---------- RECORDS FOR THE TASK

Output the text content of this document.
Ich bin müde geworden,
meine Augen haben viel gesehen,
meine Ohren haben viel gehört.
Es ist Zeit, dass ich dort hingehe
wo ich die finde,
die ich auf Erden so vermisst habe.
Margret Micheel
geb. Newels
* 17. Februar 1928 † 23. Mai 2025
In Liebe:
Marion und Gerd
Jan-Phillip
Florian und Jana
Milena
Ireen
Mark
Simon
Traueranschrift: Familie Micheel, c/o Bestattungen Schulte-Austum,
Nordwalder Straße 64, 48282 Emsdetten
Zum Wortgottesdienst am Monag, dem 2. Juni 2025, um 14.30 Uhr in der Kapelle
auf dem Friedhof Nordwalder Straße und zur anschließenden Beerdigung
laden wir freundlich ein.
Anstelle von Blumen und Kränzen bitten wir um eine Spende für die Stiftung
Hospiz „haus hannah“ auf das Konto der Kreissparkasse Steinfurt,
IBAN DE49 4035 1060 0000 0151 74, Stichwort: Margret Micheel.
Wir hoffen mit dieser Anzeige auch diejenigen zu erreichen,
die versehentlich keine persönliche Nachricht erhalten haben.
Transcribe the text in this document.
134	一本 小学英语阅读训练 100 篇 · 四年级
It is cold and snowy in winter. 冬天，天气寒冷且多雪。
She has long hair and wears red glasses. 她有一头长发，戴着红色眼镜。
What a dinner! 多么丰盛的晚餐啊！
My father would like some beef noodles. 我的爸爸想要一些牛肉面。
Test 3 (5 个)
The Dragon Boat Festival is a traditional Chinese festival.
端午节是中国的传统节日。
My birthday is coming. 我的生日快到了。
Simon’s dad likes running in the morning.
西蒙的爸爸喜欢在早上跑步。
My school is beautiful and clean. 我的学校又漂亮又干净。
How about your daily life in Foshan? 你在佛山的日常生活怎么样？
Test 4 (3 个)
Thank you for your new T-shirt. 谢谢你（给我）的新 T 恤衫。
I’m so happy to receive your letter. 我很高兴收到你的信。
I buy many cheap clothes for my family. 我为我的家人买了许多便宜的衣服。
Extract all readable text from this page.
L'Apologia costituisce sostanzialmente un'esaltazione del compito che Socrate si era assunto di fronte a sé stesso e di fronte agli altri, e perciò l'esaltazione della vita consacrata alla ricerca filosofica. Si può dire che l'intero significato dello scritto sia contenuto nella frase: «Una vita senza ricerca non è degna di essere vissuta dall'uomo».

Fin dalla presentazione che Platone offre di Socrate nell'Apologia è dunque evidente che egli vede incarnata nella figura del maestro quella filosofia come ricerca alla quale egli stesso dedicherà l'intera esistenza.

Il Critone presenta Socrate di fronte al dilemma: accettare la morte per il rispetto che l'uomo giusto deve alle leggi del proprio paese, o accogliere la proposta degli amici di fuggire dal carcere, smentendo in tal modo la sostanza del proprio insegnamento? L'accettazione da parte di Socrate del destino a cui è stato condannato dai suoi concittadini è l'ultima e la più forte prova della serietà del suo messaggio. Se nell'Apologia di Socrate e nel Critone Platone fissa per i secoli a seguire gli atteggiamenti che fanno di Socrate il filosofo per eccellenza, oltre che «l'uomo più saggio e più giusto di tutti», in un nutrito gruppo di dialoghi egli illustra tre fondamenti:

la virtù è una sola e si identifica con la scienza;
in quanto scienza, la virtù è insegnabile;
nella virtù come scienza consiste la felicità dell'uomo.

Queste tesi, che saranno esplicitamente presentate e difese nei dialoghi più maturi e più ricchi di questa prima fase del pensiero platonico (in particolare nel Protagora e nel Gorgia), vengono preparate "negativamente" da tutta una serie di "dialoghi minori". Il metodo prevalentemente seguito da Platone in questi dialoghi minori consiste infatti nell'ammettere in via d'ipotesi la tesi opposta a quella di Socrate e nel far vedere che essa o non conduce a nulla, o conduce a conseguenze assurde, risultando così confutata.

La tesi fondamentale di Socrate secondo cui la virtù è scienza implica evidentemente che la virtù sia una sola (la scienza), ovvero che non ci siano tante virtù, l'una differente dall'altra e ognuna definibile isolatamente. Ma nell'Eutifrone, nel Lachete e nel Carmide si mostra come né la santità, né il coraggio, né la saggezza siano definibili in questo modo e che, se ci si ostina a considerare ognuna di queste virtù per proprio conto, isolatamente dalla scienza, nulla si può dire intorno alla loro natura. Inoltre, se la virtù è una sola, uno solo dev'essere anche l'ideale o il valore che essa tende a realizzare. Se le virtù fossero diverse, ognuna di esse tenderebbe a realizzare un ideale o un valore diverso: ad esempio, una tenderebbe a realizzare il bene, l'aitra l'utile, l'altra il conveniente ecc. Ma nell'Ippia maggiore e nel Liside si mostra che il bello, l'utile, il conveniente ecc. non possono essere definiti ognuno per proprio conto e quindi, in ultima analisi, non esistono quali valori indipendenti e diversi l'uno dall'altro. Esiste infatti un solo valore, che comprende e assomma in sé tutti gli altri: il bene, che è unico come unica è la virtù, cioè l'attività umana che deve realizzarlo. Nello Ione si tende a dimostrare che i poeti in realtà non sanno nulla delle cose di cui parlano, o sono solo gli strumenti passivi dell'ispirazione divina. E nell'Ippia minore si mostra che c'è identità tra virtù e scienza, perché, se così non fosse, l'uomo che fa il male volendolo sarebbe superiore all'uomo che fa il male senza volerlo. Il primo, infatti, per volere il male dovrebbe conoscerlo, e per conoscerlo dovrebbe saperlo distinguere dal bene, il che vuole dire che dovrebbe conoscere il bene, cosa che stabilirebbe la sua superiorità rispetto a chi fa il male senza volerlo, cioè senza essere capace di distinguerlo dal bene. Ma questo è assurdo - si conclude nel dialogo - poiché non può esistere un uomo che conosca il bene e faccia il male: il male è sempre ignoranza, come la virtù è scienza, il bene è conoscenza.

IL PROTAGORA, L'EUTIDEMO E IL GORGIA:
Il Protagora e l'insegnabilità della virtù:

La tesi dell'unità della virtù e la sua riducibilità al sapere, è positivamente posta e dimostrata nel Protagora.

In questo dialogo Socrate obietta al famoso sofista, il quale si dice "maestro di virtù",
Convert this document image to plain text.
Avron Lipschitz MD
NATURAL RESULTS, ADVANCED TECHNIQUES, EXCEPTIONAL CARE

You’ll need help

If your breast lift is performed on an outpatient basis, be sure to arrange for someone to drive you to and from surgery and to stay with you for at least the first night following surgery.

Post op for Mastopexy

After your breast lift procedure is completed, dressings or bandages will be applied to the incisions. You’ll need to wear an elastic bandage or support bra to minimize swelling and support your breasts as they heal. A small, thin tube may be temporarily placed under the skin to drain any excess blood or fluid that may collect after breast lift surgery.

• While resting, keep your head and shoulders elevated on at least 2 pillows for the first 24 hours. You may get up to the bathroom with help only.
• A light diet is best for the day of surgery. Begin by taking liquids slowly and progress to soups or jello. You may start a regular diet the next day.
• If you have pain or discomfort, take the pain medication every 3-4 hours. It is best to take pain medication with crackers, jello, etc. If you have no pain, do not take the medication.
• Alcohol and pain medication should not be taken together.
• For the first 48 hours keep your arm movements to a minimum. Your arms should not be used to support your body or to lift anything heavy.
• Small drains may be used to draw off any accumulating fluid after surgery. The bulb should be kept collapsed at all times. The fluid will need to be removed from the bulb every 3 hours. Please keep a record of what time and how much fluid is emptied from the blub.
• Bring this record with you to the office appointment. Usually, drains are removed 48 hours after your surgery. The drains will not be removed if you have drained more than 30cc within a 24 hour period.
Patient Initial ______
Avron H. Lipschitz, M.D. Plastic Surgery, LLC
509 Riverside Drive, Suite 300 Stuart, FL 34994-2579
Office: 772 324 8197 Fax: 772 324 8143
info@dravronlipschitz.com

--------------------

How many of the lines above hold the word "least"? Give only that number.

RESULT
2